**THE REQUEST**
Each line that holds the string "true" counts once; say how many such lines there are and add nothing.

-- begin --

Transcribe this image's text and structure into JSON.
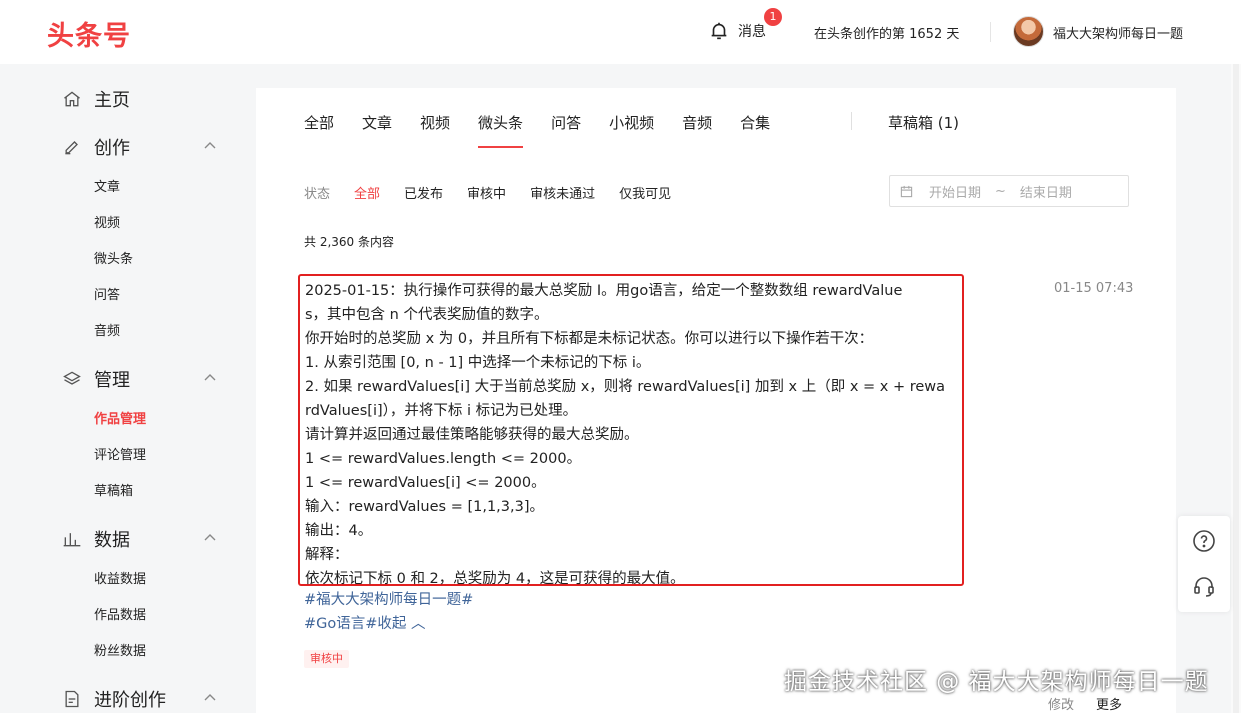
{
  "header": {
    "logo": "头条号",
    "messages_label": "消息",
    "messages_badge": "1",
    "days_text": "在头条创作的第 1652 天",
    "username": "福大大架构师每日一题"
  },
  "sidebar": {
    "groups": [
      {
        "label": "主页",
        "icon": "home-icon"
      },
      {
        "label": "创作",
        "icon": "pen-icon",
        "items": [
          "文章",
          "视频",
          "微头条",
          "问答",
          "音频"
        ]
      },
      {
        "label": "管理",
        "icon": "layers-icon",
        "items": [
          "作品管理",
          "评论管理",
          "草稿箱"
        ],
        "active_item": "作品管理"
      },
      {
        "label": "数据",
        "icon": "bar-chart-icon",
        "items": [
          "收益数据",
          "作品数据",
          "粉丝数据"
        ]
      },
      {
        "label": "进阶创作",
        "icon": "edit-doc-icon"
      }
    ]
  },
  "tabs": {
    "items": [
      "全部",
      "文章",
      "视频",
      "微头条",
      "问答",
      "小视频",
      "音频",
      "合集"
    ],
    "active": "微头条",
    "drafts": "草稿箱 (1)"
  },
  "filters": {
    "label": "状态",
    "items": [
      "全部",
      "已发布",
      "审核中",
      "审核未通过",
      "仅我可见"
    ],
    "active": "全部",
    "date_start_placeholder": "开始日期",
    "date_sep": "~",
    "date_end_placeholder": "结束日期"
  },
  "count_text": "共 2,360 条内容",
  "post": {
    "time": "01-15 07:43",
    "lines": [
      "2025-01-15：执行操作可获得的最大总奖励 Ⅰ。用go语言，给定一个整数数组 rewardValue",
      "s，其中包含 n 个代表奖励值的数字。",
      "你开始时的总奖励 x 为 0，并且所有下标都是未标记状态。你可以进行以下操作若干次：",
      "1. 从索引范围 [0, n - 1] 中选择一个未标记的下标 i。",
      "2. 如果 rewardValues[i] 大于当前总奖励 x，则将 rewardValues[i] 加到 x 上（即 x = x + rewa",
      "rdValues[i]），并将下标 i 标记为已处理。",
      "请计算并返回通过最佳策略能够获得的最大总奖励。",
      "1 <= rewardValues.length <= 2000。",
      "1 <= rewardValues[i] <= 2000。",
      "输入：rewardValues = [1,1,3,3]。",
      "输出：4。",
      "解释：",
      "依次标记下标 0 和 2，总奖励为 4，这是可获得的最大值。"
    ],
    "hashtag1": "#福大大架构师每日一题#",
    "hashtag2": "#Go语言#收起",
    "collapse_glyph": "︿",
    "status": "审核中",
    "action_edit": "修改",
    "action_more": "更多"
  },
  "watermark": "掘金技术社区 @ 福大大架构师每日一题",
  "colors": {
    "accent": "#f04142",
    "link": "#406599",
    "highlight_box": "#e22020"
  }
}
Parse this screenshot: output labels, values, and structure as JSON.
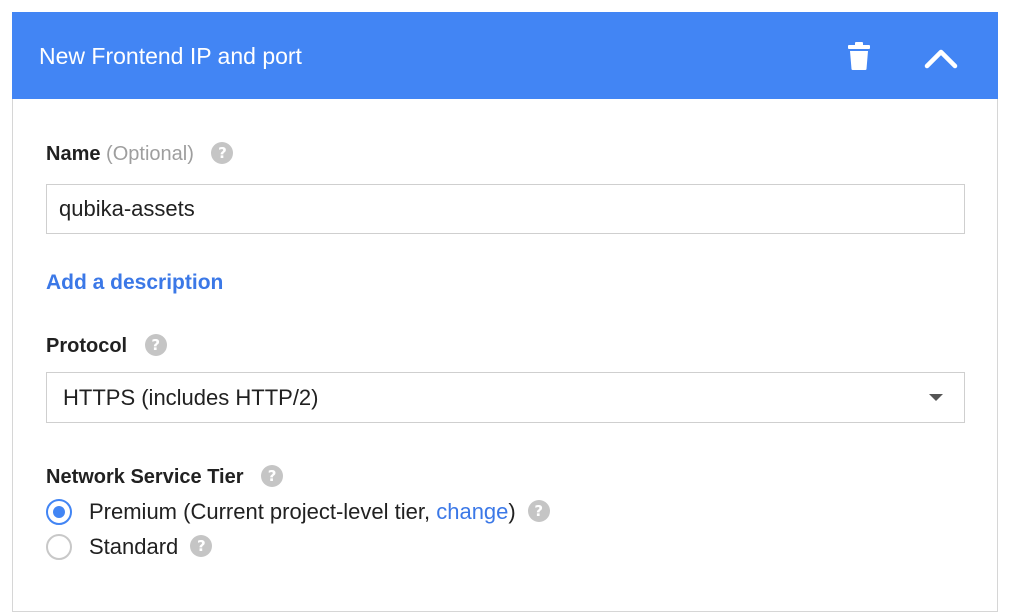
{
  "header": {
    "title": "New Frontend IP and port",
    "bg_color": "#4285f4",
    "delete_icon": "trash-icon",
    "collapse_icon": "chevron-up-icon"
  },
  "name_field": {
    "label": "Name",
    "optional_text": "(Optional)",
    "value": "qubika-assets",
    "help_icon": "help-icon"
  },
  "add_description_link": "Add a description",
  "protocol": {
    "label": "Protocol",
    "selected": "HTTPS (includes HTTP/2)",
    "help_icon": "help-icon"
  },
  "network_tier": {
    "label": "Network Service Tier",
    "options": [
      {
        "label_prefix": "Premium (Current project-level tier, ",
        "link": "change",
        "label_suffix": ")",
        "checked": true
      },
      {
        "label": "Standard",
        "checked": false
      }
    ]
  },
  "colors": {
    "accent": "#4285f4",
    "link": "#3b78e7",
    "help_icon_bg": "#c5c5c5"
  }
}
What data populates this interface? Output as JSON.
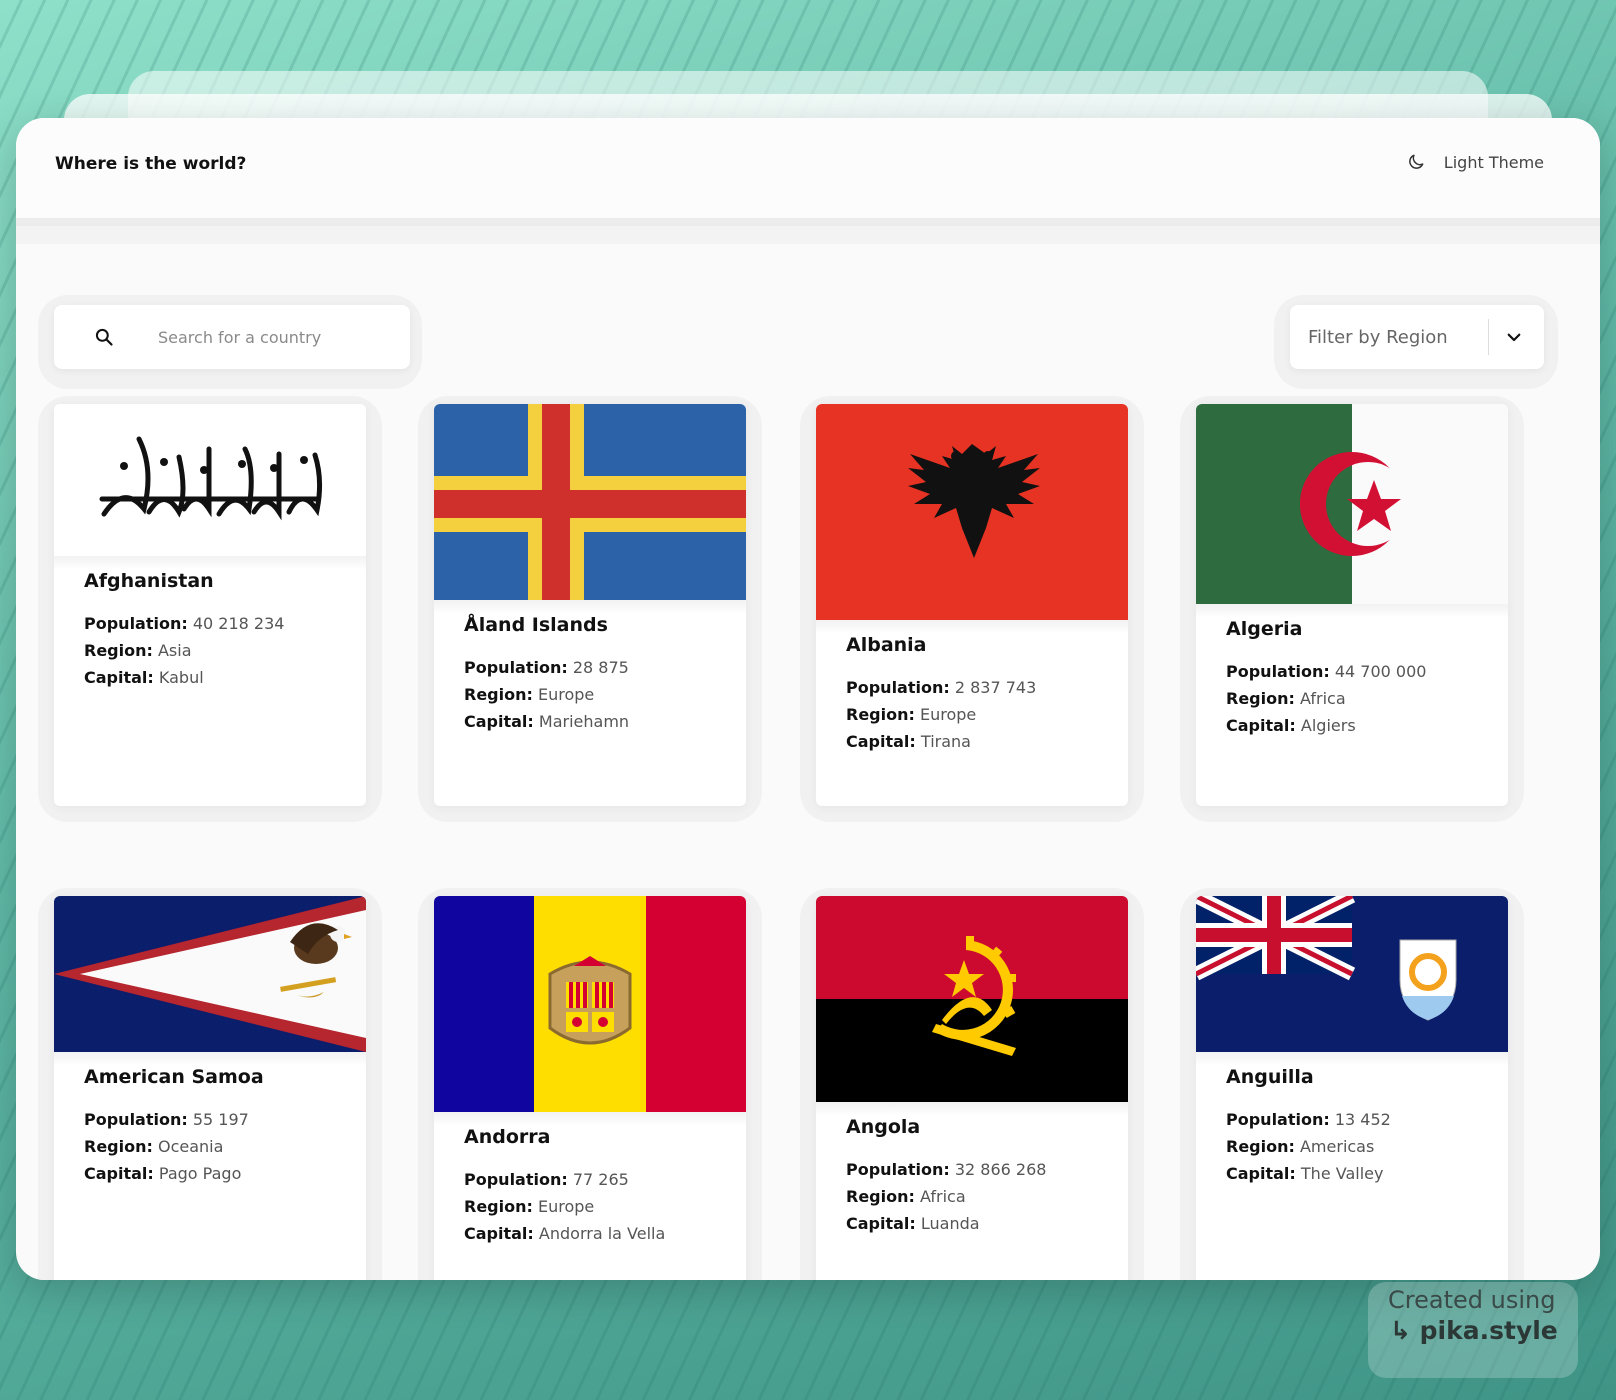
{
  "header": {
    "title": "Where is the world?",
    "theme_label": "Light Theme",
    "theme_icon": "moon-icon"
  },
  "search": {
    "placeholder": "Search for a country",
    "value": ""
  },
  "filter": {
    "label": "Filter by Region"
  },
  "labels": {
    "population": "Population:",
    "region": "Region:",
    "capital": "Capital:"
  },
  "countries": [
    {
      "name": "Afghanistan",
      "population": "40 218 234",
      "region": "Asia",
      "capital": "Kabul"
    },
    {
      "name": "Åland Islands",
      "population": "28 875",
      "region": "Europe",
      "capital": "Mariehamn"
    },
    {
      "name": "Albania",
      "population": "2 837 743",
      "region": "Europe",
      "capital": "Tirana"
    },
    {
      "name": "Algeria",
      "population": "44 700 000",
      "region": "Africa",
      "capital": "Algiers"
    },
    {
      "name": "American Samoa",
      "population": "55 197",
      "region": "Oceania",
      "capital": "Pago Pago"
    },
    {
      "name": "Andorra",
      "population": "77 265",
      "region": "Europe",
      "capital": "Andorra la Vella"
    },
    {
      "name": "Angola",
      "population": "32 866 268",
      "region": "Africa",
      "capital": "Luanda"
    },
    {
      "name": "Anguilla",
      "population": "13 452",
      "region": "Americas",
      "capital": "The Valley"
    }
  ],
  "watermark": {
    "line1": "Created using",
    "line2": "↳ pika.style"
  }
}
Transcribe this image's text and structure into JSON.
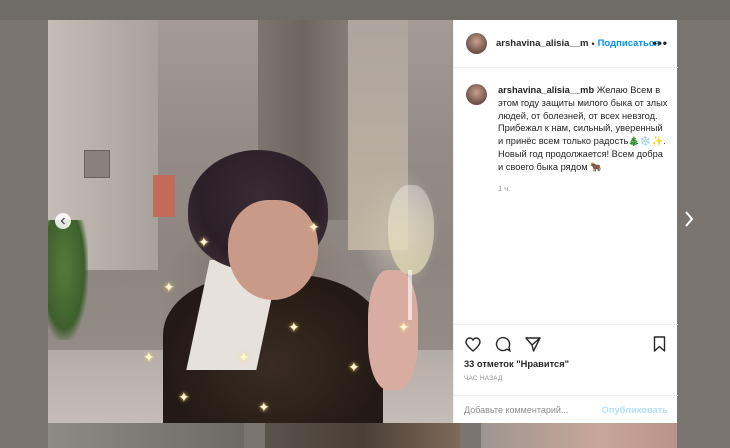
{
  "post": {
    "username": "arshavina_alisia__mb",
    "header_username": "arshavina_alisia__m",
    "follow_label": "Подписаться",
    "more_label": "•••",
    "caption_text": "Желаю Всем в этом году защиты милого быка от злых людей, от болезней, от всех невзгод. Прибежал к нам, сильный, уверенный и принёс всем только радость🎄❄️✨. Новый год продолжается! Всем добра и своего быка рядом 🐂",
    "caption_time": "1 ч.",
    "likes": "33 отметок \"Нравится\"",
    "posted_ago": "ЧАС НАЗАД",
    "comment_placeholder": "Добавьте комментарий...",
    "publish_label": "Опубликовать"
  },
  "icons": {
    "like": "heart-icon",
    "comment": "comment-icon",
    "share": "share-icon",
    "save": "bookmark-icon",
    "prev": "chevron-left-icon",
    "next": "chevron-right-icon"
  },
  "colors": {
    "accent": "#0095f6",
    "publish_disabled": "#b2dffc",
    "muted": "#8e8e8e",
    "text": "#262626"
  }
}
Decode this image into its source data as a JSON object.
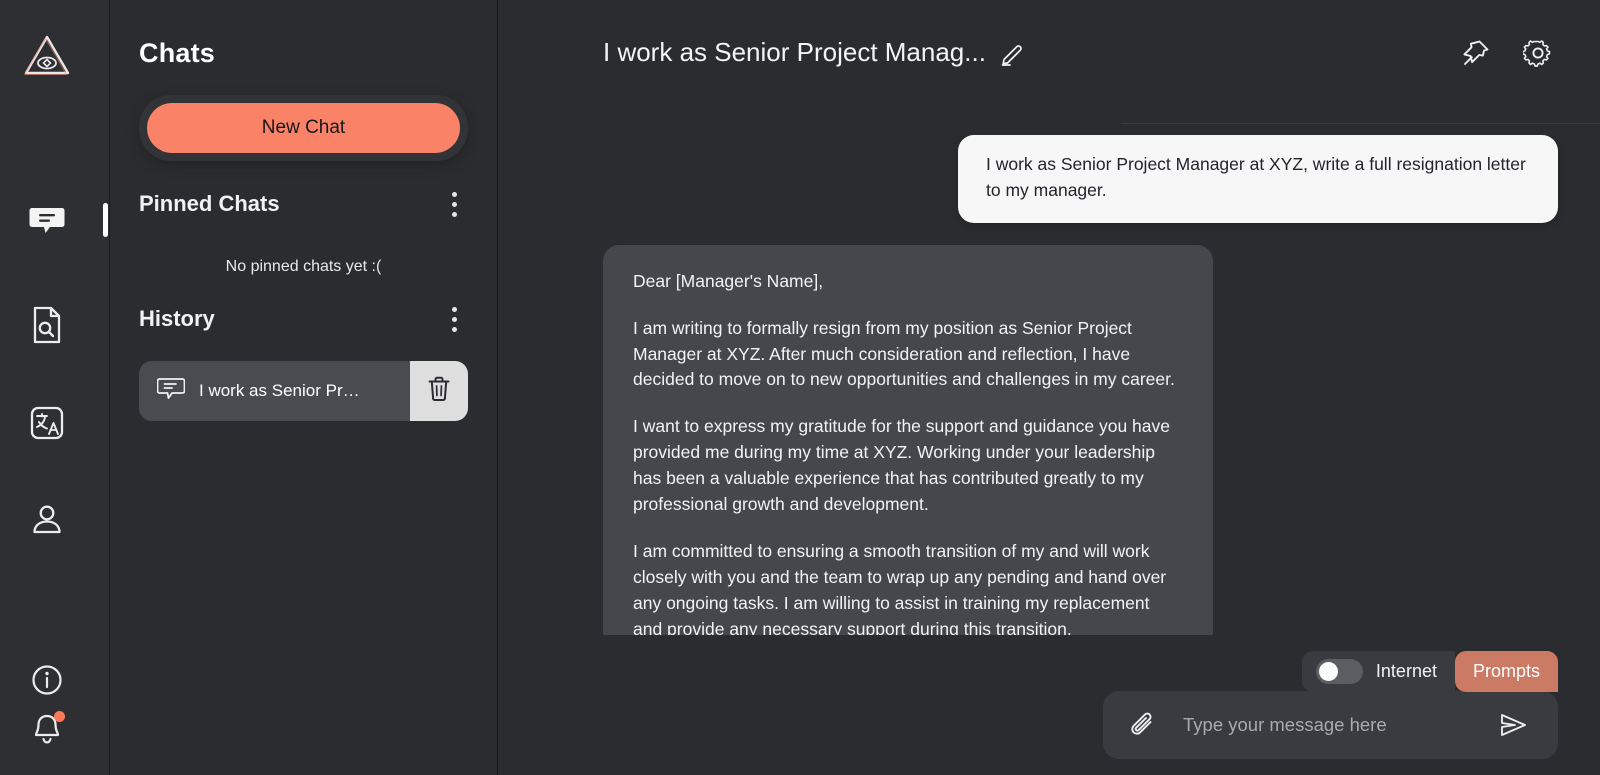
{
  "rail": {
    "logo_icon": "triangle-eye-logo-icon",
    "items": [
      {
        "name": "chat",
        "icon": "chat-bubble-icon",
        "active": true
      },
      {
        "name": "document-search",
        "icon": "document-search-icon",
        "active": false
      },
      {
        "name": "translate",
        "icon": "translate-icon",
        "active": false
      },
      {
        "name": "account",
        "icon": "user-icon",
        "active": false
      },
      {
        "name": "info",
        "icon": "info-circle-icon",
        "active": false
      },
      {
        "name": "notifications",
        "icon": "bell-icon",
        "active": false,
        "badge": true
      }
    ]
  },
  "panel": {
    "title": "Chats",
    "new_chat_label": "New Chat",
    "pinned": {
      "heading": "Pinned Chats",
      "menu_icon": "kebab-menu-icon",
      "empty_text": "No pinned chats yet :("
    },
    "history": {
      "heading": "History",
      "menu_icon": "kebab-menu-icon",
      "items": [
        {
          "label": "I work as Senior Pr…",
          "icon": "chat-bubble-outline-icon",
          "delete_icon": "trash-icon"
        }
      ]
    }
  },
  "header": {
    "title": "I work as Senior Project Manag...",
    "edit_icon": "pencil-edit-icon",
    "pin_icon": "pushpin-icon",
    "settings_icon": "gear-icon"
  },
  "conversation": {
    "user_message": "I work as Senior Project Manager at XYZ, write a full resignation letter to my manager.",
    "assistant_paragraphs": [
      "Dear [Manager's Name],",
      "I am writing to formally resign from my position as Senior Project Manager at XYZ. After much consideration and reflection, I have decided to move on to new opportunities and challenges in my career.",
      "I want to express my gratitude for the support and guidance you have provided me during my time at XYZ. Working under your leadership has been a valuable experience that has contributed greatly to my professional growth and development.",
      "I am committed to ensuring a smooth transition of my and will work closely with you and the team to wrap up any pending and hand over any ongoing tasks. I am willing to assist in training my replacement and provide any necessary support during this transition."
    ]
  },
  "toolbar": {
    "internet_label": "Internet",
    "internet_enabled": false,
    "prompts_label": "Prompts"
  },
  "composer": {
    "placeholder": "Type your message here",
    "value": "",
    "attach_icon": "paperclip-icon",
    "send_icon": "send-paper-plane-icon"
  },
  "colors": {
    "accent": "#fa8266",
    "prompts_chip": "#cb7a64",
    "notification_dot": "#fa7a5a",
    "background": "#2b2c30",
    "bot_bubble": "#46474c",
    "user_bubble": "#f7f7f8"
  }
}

-- end --

**THE ANSWER**
3